## Recorded data
--- start ---

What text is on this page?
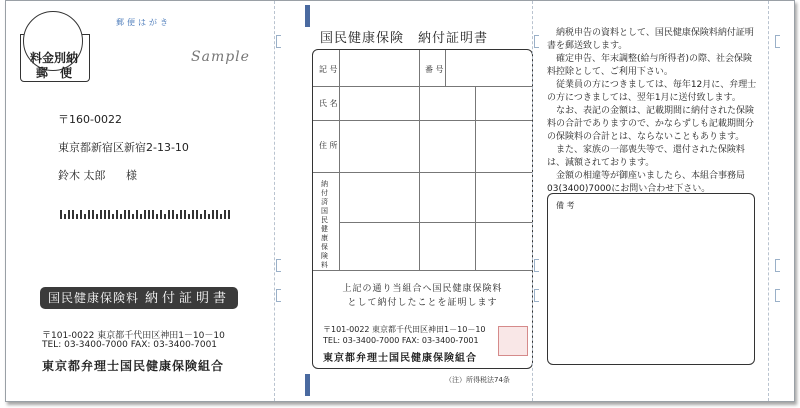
料金別納
郵　便
郵便はがき
Sample
〒160-0022
東京都新宿区新宿2-13-10
鈴木 太郎 様
国民健康保険料 納付証明書
〒101-0022 東京都千代田区神田1－10－10
TEL: 03-3400-7000 FAX: 03-3400-7001
東京都弁理士国民健康保険組合
国民健康保険　納付証明書
記 号	番 号
氏 名
住 所
納付済国民健康保険料
上記の通り当組合へ国民健康保険料
として納付したことを証明します
〒101-0022 東京都千代田区神田1－10－10
TEL: 03-3400-7000 FAX: 03-3400-7001
東京都弁理士国民健康保険組合
（注）所得税法74条

納税申告の資料として、国民健康保険料納付証明書を郵送致します。

確定申告、年末調整(給与所得者)の際、社会保険料控除として、ご利用下さい。

従業員の方につきましては、毎年12月に、弁理士の方につきましては、翌年1月に送付致します。

なお、表記の金額は、記載期間に納付された保険料の合計でありますので、かならずしも記載期間分の保険料の合計とは、ならないこともあります。

また、家族の一部喪失等で、還付された保険料は、減額されております。

金額の相違等が御座いましたら、本組合事務局03(3400)7000にお問い合わせ下さい。

備 考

--- end ---

## Task goal
Using the material above, return every line exactly as it appears, minus the pictures.

## Reply to the exercise
What text is on this page?
料金別納
郵　便
郵便はがき
Sample
〒160-0022
東京都新宿区新宿2-13-10
鈴木 太郎 様
国民健康保険料 納付証明書
〒101-0022 東京都千代田区神田1－10－10
TEL: 03-3400-7000 FAX: 03-3400-7001
東京都弁理士国民健康保険組合
国民健康保険　納付証明書
記 号	番 号
氏 名
住 所
納付済国民健康保険料
上記の通り当組合へ国民健康保険料
として納付したことを証明します
〒101-0022 東京都千代田区神田1－10－10
TEL: 03-3400-7000 FAX: 03-3400-7001
東京都弁理士国民健康保険組合
（注）所得税法74条

納税申告の資料として、国民健康保険料納付証明書を郵送致します。

確定申告、年末調整(給与所得者)の際、社会保険料控除として、ご利用下さい。

従業員の方につきましては、毎年12月に、弁理士の方につきましては、翌年1月に送付致します。

なお、表記の金額は、記載期間に納付された保険料の合計でありますので、かならずしも記載期間分の保険料の合計とは、ならないこともあります。

また、家族の一部喪失等で、還付された保険料は、減額されております。

金額の相違等が御座いましたら、本組合事務局03(3400)7000にお問い合わせ下さい。

備 考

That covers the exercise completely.